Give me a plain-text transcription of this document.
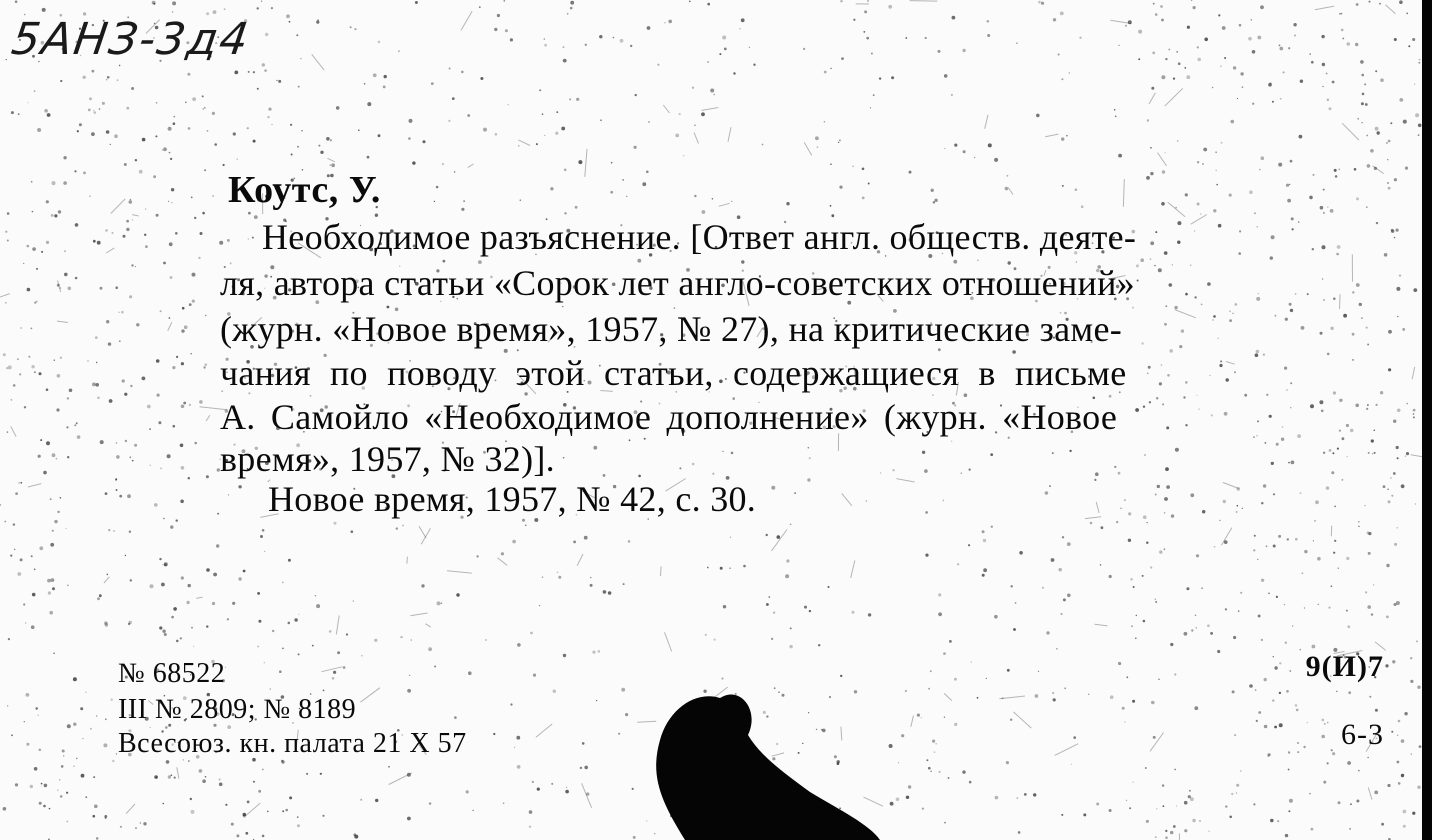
5АНЗ-3д4
Коутс, У.
Необходимое разъяснение. [Ответ англ. обществ. деяте-
ля, автора статьи «Сорок лет англо-советских отношений»
(журн. «Новое время», 1957, № 27), на критические заме-
чания по поводу этой статьи, содержащиеся в письме
А. Самойло «Необходимое дополнение» (журн. «Новое
время», 1957, № 32)].
Новое время, 1957, № 42, с. 30.
№ 68522
III № 2809; № 8189
Всесоюз. кн. палата 21 X 57
9(И)7
6-3
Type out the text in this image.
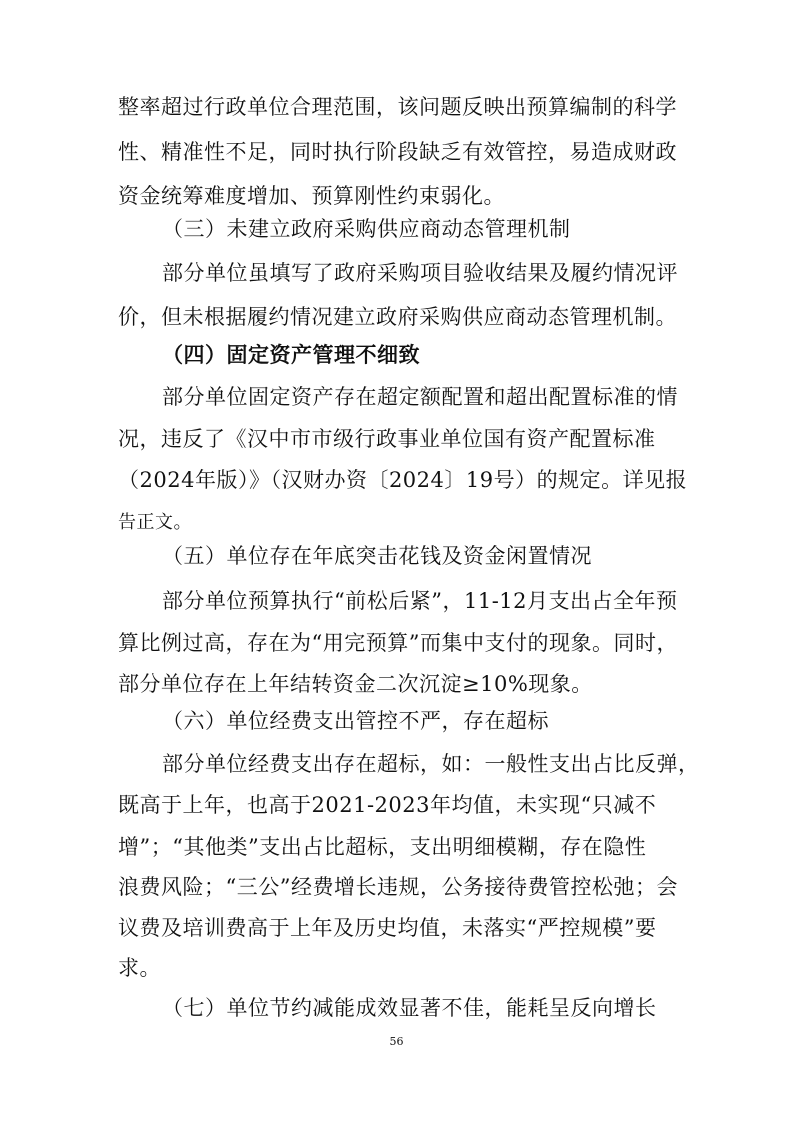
整率超过行政单位合理范围，该问题反映出预算编制的科学
性、精准性不足，同时执行阶段缺乏有效管控，易造成财政
资金统筹难度增加、预算刚性约束弱化。
（三）未建立政府采购供应商动态管理机制
部分单位虽填写了政府采购项目验收结果及履约情况评
价，但未根据履约情况建立政府采购供应商动态管理机制。
（四）固定资产管理不细致
部分单位固定资产存在超定额配置和超出配置标准的情
况，违反了《汉中市市级行政事业单位国有资产配置标准
（2024年版）》（汉财办资〔2024〕19号）的规定。详见报
告正文。
（五）单位存在年底突击花钱及资金闲置情况
部分单位预算执行“前松后紧”，11-12月支出占全年预
算比例过高，存在为“用完预算”而集中支付的现象。同时，
部分单位存在上年结转资金二次沉淀≥10%现象。
（六）单位经费支出管控不严，存在超标
部分单位经费支出存在超标，如：一般性支出占比反弹，
既高于上年，也高于2021-2023年均值，未实现“只减不
增”；“其他类”支出占比超标，支出明细模糊，存在隐性
浪费风险；“三公”经费增长违规，公务接待费管控松弛；会
议费及培训费高于上年及历史均值，未落实“严控规模”要
求。
（七）单位节约减能成效显著不佳，能耗呈反向增长
56
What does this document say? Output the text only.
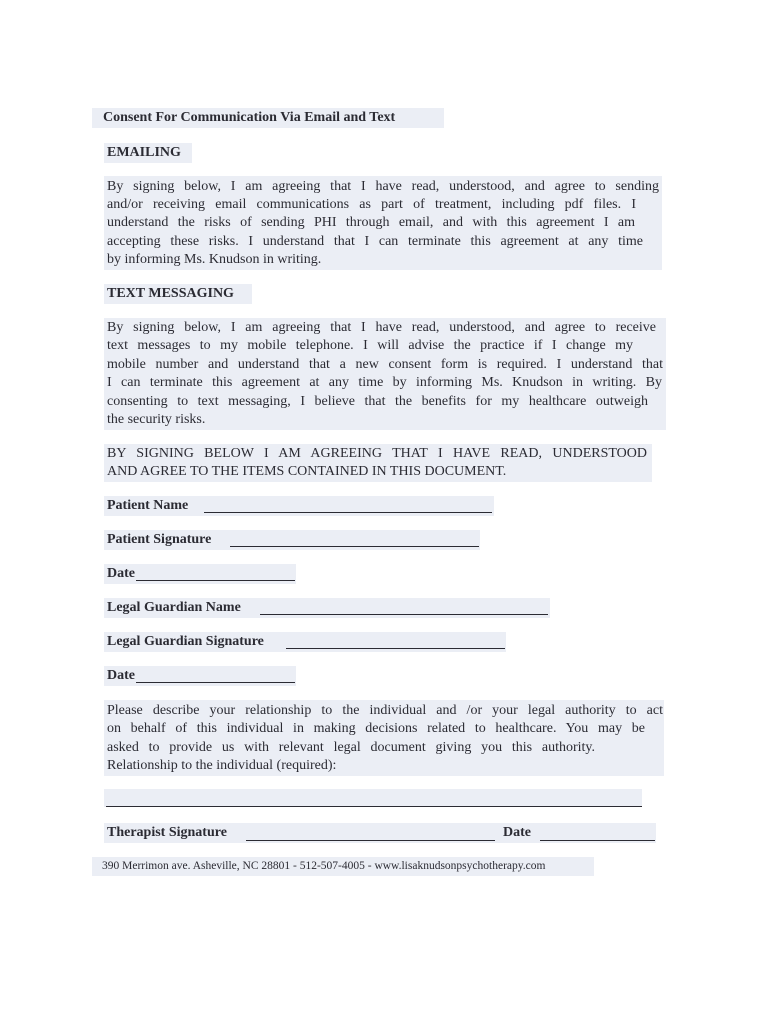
Consent For Communication Via Email and Text
EMAILING
By signing below, I am agreeing that I have read, understood, and agree to sending
and/or receiving email communications as part of treatment, including pdf files. I
understand the risks of sending PHI through email, and with this agreement I am
accepting these risks. I understand that I can terminate this agreement at any time
by informing Ms. Knudson in writing.
TEXT MESSAGING
By signing below, I am agreeing that I have read, understood, and agree to receive
text messages to my mobile telephone. I will advise the practice if I change my
mobile number and understand that a new consent form is required. I understand that
I can terminate this agreement at any time by informing Ms. Knudson in writing. By
consenting to text messaging, I believe that the benefits for my healthcare outweigh
the security risks.
BY SIGNING BELOW I AM AGREEING THAT I HAVE READ, UNDERSTOOD
AND AGREE TO THE ITEMS CONTAINED IN THIS DOCUMENT.
Patient Name
Patient Signature
Date
Legal Guardian Name
Legal Guardian Signature
Date
Please describe your relationship to the individual and /or your legal authority to act
on behalf of this individual in making decisions related to healthcare. You may be
asked to provide us with relevant legal document giving you this authority.
Relationship to the individual (required):
Therapist Signature	Date
390 Merrimon ave. Asheville, NC 28801 - 512-507-4005 - www.lisaknudsonpsychotherapy.com
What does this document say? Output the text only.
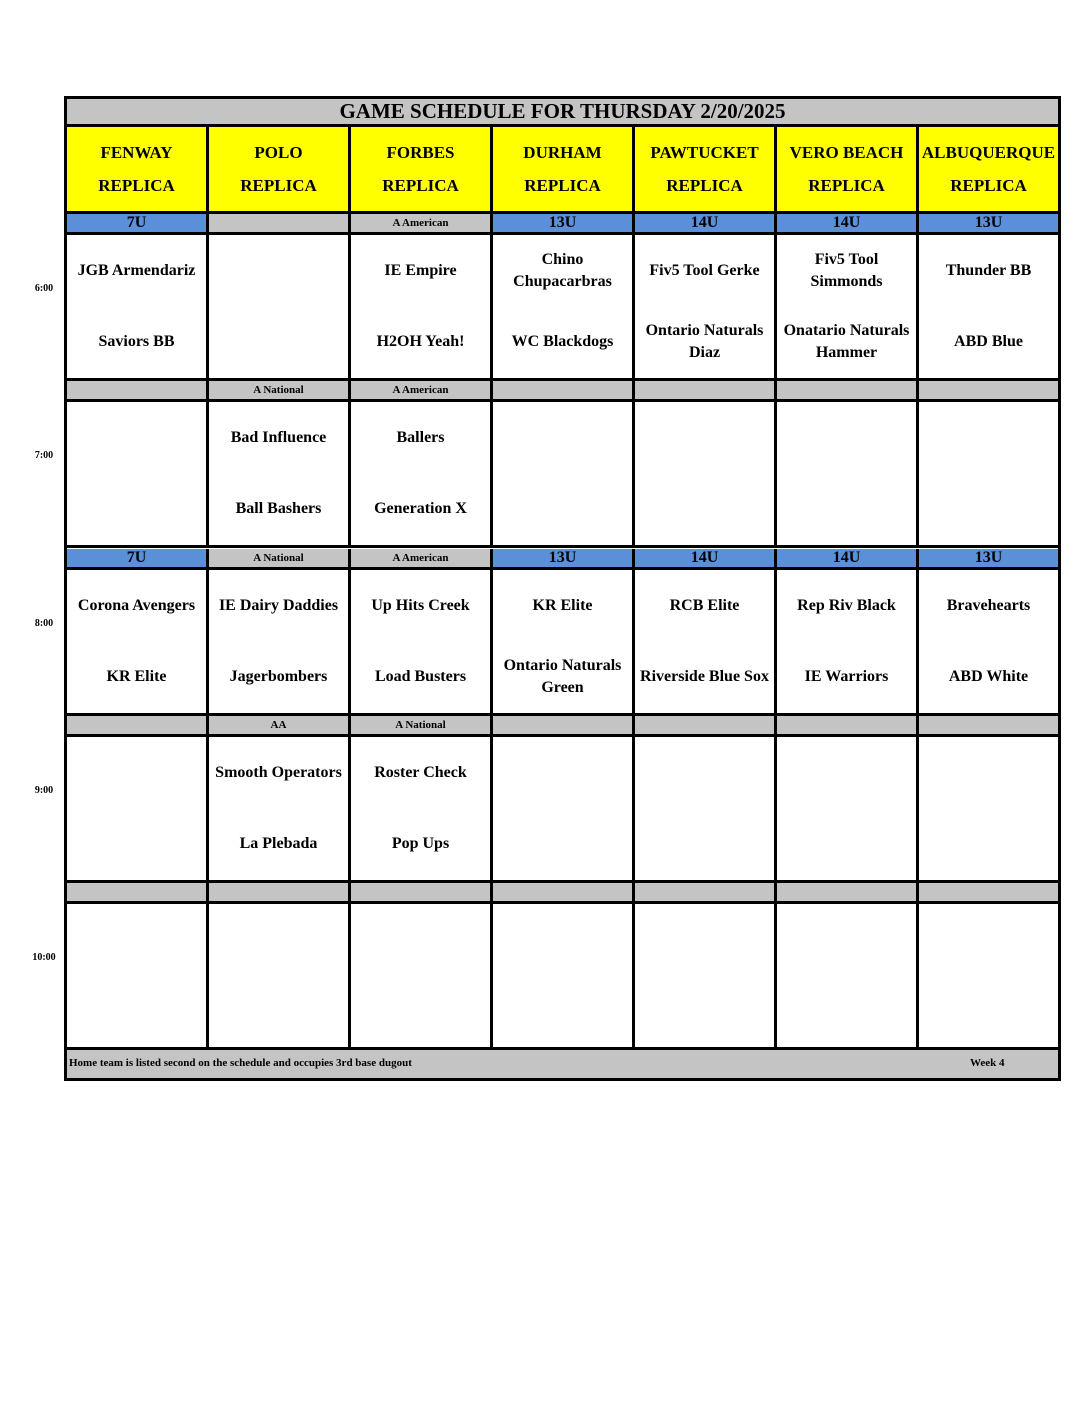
GAME SCHEDULE FOR THURSDAY 2/20/2025
FENWAY
REPLICA
POLO
REPLICA
FORBES
REPLICA
DURHAM
REPLICA
PAWTUCKET
REPLICA
VERO BEACH
REPLICA
ALBUQUERQUE
REPLICA
7U
JGB Armendariz
Saviors BB
A American
IE Empire
H2OH Yeah!
13U
Chino Chupacarbras
WC Blackdogs
14U
Fiv5 Tool Gerke
Ontario Naturals Diaz
14U
Fiv5 Tool Simmonds
Onatario Naturals Hammer
13U
Thunder BB
ABD Blue
A National
Bad Influence
Ball Bashers
A American
Ballers
Generation X
7U
Corona Avengers
KR Elite
A National
IE Dairy Daddies
Jagerbombers
A American
Up Hits Creek
Load Busters
13U
KR Elite
Ontario Naturals Green
14U
RCB Elite
Riverside Blue Sox
14U
Rep Riv Black
IE Warriors
13U
Bravehearts
ABD White
AA
Smooth Operators
La Plebada
A National
Roster Check
Pop Ups
Home team is listed second on the schedule and occupies 3rd base dugout	Week 4
6:00
7:00
8:00
9:00
10:00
•••••
Copy all of the entries verbatim, leaving out any pictures they contain.

◆ **Correct answer**
Give me a plain-text transcription of this document.
5АНЗ-3д4
Коутс, У.
Необходимое разъяснение. [Ответ англ. обществ. деяте-
ля, автора статьи «Сорок лет англо-советских отношений»
(журн. «Новое время», 1957, № 27), на критические заме-
чания по поводу этой статьи, содержащиеся в письме
А. Самойло «Необходимое дополнение» (журн. «Новое
время», 1957, № 32)].
Новое время, 1957, № 42, с. 30.
№ 68522
III № 2809; № 8189
Всесоюз. кн. палата 21 X 57
9(И)7
6-3
Type out the text in this image.
整率超过行政单位合理范围，该问题反映出预算编制的科学
性、精准性不足，同时执行阶段缺乏有效管控，易造成财政
资金统筹难度增加、预算刚性约束弱化。
（三）未建立政府采购供应商动态管理机制
部分单位虽填写了政府采购项目验收结果及履约情况评
价，但未根据履约情况建立政府采购供应商动态管理机制。
（四）固定资产管理不细致
部分单位固定资产存在超定额配置和超出配置标准的情
况，违反了《汉中市市级行政事业单位国有资产配置标准
（2024年版）》（汉财办资〔2024〕19号）的规定。详见报
告正文。
（五）单位存在年底突击花钱及资金闲置情况
部分单位预算执行“前松后紧”，11-12月支出占全年预
算比例过高，存在为“用完预算”而集中支付的现象。同时，
部分单位存在上年结转资金二次沉淀≥10%现象。
（六）单位经费支出管控不严，存在超标
部分单位经费支出存在超标，如：一般性支出占比反弹，
既高于上年，也高于2021-2023年均值，未实现“只减不
增”；“其他类”支出占比超标，支出明细模糊，存在隐性
浪费风险；“三公”经费增长违规，公务接待费管控松弛；会
议费及培训费高于上年及历史均值，未落实“严控规模”要
求。
（七）单位节约减能成效显著不佳，能耗呈反向增长
56
What does this document say? Output the text only.
Consent For Communication Via Email and Text
EMAILING
By signing below, I am agreeing that I have read, understood, and agree to sending
and/or receiving email communications as part of treatment, including pdf files. I
understand the risks of sending PHI through email, and with this agreement I am
accepting these risks. I understand that I can terminate this agreement at any time
by informing Ms. Knudson in writing.
TEXT MESSAGING
By signing below, I am agreeing that I have read, understood, and agree to receive
text messages to my mobile telephone. I will advise the practice if I change my
mobile number and understand that a new consent form is required. I understand that
I can terminate this agreement at any time by informing Ms. Knudson in writing. By
consenting to text messaging, I believe that the benefits for my healthcare outweigh
the security risks.
BY SIGNING BELOW I AM AGREEING THAT I HAVE READ, UNDERSTOOD
AND AGREE TO THE ITEMS CONTAINED IN THIS DOCUMENT.
Patient Name
Patient Signature
Date
Legal Guardian Name
Legal Guardian Signature
Date
Please describe your relationship to the individual and /or your legal authority to act
on behalf of this individual in making decisions related to healthcare. You may be
asked to provide us with relevant legal document giving you this authority.
Relationship to the individual (required):
Therapist Signature	Date
390 Merrimon ave. Asheville, NC 28801 - 512-507-4005 - www.lisaknudsonpsychotherapy.com
What does this document say? Output the text only.
GAME SCHEDULE FOR THURSDAY 2/20/2025
FENWAY
REPLICA
POLO
REPLICA
FORBES
REPLICA
DURHAM
REPLICA
PAWTUCKET
REPLICA
VERO BEACH
REPLICA
ALBUQUERQUE
REPLICA
7U
JGB Armendariz
Saviors BB
A American
IE Empire
H2OH Yeah!
13U
Chino Chupacarbras
WC Blackdogs
14U
Fiv5 Tool Gerke
Ontario Naturals Diaz
14U
Fiv5 Tool Simmonds
Onatario Naturals Hammer
13U
Thunder BB
ABD Blue
A National
Bad Influence
Ball Bashers
A American
Ballers
Generation X
7U
Corona Avengers
KR Elite
A National
IE Dairy Daddies
Jagerbombers
A American
Up Hits Creek
Load Busters
13U
KR Elite
Ontario Naturals Green
14U
RCB Elite
Riverside Blue Sox
14U
Rep Riv Black
IE Warriors
13U
Bravehearts
ABD White
AA
Smooth Operators
La Plebada
A National
Roster Check
Pop Ups
Home team is listed second on the schedule and occupies 3rd base dugout	Week 4
6:00
7:00
8:00
9:00
10:00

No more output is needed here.